[Figure dataset records]
++++++

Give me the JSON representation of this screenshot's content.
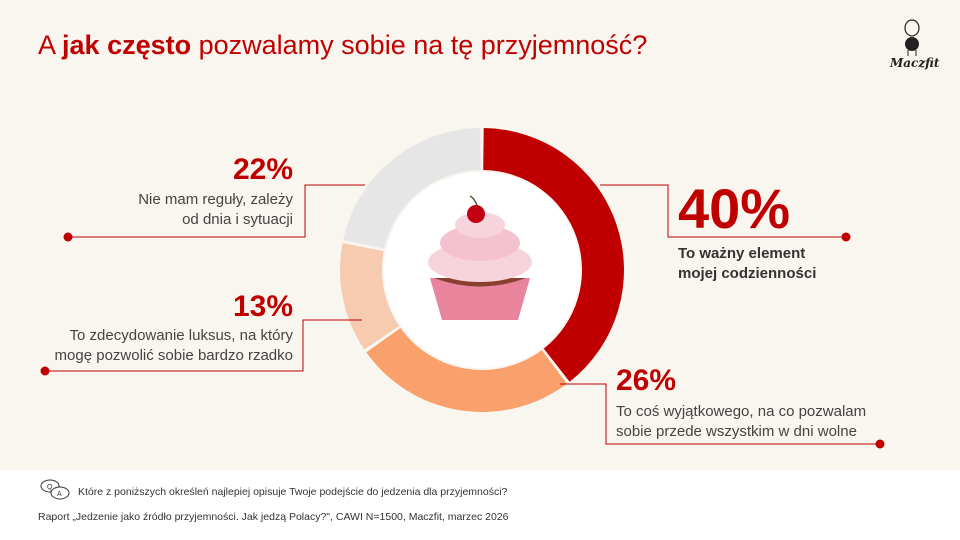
{
  "title": {
    "prefix": "A ",
    "bold": "jak często",
    "suffix": " pozwalamy sobie na tę przyjemność?"
  },
  "logo": "Maczfit",
  "chart_data": {
    "type": "pie",
    "donut": true,
    "start": "top",
    "direction": "clockwise",
    "slices": [
      {
        "label": "To ważny element mojej codzienności",
        "value": 40,
        "display": "40%",
        "color": "#c00000"
      },
      {
        "label": "To coś wyjątkowego, na co pozwalam sobie przede wszystkim w dni wolne",
        "value": 26,
        "display": "26%",
        "color": "#f9a06c"
      },
      {
        "label": "To zdecydowanie luksus, na który mogę pozwolić sobie bardzo rzadko",
        "value": 13,
        "display": "13%",
        "color": "#f6cbb0"
      },
      {
        "label": "Nie mam reguły, zależy od dnia i sytuacji",
        "value": 22,
        "display": "22%",
        "color": "#e6e6e6"
      }
    ]
  },
  "labels": {
    "s0": [
      "To ważny element",
      "mojej codzienności"
    ],
    "s1": [
      "To coś wyjątkowego, na co pozwalam",
      "sobie przede wszystkim w dni wolne"
    ],
    "s2": [
      "To zdecydowanie luksus, na który",
      "mogę pozwolić sobie bardzo rzadko"
    ],
    "s3": [
      "Nie mam reguły, zależy",
      "od dnia i sytuacji"
    ]
  },
  "footer": {
    "question": "Które z poniższych określeń najlepiej opisuje Twoje podejście do jedzenia dla przyjemności?",
    "source": "Raport „Jedzenie jako źródło przyjemności. Jak jedzą Polacy?\", CAWI N=1500, Maczfit, marzec 2026"
  }
}
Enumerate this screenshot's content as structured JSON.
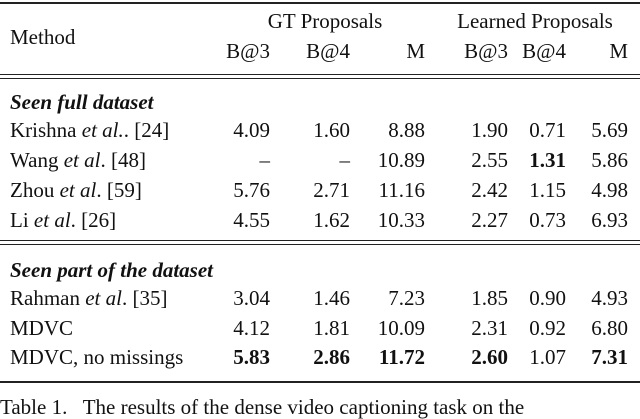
{
  "table": {
    "header": {
      "method": "Method",
      "groups": [
        "GT Proposals",
        "Learned Proposals"
      ],
      "columns": [
        "B@3",
        "B@4",
        "M",
        "B@3",
        "B@4",
        "M"
      ]
    },
    "sections": [
      {
        "title": "Seen full dataset",
        "rows": [
          {
            "method": [
              "Krishna ",
              "et al.",
              ". [24]"
            ],
            "values": [
              "4.09",
              "1.60",
              "8.88",
              "1.90",
              "0.71",
              "5.69"
            ],
            "bold": []
          },
          {
            "method": [
              "Wang ",
              "et al",
              ". [48]"
            ],
            "values": [
              "–",
              "–",
              "10.89",
              "2.55",
              "1.31",
              "5.86"
            ],
            "bold": [
              4
            ]
          },
          {
            "method": [
              "Zhou ",
              "et al",
              ". [59]"
            ],
            "values": [
              "5.76",
              "2.71",
              "11.16",
              "2.42",
              "1.15",
              "4.98"
            ],
            "bold": []
          },
          {
            "method": [
              "Li ",
              "et al",
              ". [26]"
            ],
            "values": [
              "4.55",
              "1.62",
              "10.33",
              "2.27",
              "0.73",
              "6.93"
            ],
            "bold": []
          }
        ]
      },
      {
        "title": "Seen part of the dataset",
        "rows": [
          {
            "method": [
              "Rahman ",
              "et al",
              ". [35]"
            ],
            "values": [
              "3.04",
              "1.46",
              "7.23",
              "1.85",
              "0.90",
              "4.93"
            ],
            "bold": []
          },
          {
            "method": [
              "MDVC"
            ],
            "values": [
              "4.12",
              "1.81",
              "10.09",
              "2.31",
              "0.92",
              "6.80"
            ],
            "bold": []
          },
          {
            "method": [
              "MDVC, no missings"
            ],
            "values": [
              "5.83",
              "2.86",
              "11.72",
              "2.60",
              "1.07",
              "7.31"
            ],
            "bold": [
              0,
              1,
              2,
              3,
              5
            ]
          }
        ]
      }
    ]
  },
  "caption": "Table 1.   The results of the dense video captioning task on the"
}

++++++

*Exercise task*
Take the entries shown above and quote them verbatim, passing over the pictures.

*Completed task*
Give me the JSON representation of this screenshot's content.
{
  "title": {
    "prefix": "A ",
    "bold": "jak często",
    "suffix": " pozwalamy sobie na tę przyjemność?"
  },
  "logo": "Maczfit",
  "chart_data": {
    "type": "pie",
    "donut": true,
    "start": "top",
    "direction": "clockwise",
    "slices": [
      {
        "label": "To ważny element mojej codzienności",
        "value": 40,
        "display": "40%",
        "color": "#c00000"
      },
      {
        "label": "To coś wyjątkowego, na co pozwalam sobie przede wszystkim w dni wolne",
        "value": 26,
        "display": "26%",
        "color": "#f9a06c"
      },
      {
        "label": "To zdecydowanie luksus, na który mogę pozwolić sobie bardzo rzadko",
        "value": 13,
        "display": "13%",
        "color": "#f6cbb0"
      },
      {
        "label": "Nie mam reguły, zależy od dnia i sytuacji",
        "value": 22,
        "display": "22%",
        "color": "#e6e6e6"
      }
    ]
  },
  "labels": {
    "s0": [
      "To ważny element",
      "mojej codzienności"
    ],
    "s1": [
      "To coś wyjątkowego, na co pozwalam",
      "sobie przede wszystkim w dni wolne"
    ],
    "s2": [
      "To zdecydowanie luksus, na który",
      "mogę pozwolić sobie bardzo rzadko"
    ],
    "s3": [
      "Nie mam reguły, zależy",
      "od dnia i sytuacji"
    ]
  },
  "footer": {
    "question": "Które z poniższych określeń najlepiej opisuje Twoje podejście do jedzenia dla przyjemności?",
    "source": "Raport „Jedzenie jako źródło przyjemności. Jak jedzą Polacy?\", CAWI N=1500, Maczfit, marzec 2026"
  }
}
Enumerate this screenshot's content as structured JSON.
{
  "table": {
    "header": {
      "method": "Method",
      "groups": [
        "GT Proposals",
        "Learned Proposals"
      ],
      "columns": [
        "B@3",
        "B@4",
        "M",
        "B@3",
        "B@4",
        "M"
      ]
    },
    "sections": [
      {
        "title": "Seen full dataset",
        "rows": [
          {
            "method": [
              "Krishna ",
              "et al.",
              ". [24]"
            ],
            "values": [
              "4.09",
              "1.60",
              "8.88",
              "1.90",
              "0.71",
              "5.69"
            ],
            "bold": []
          },
          {
            "method": [
              "Wang ",
              "et al",
              ". [48]"
            ],
            "values": [
              "–",
              "–",
              "10.89",
              "2.55",
              "1.31",
              "5.86"
            ],
            "bold": [
              4
            ]
          },
          {
            "method": [
              "Zhou ",
              "et al",
              ". [59]"
            ],
            "values": [
              "5.76",
              "2.71",
              "11.16",
              "2.42",
              "1.15",
              "4.98"
            ],
            "bold": []
          },
          {
            "method": [
              "Li ",
              "et al",
              ". [26]"
            ],
            "values": [
              "4.55",
              "1.62",
              "10.33",
              "2.27",
              "0.73",
              "6.93"
            ],
            "bold": []
          }
        ]
      },
      {
        "title": "Seen part of the dataset",
        "rows": [
          {
            "method": [
              "Rahman ",
              "et al",
              ". [35]"
            ],
            "values": [
              "3.04",
              "1.46",
              "7.23",
              "1.85",
              "0.90",
              "4.93"
            ],
            "bold": []
          },
          {
            "method": [
              "MDVC"
            ],
            "values": [
              "4.12",
              "1.81",
              "10.09",
              "2.31",
              "0.92",
              "6.80"
            ],
            "bold": []
          },
          {
            "method": [
              "MDVC, no missings"
            ],
            "values": [
              "5.83",
              "2.86",
              "11.72",
              "2.60",
              "1.07",
              "7.31"
            ],
            "bold": [
              0,
              1,
              2,
              3,
              5
            ]
          }
        ]
      }
    ]
  },
  "caption": "Table 1.   The results of the dense video captioning task on the"
}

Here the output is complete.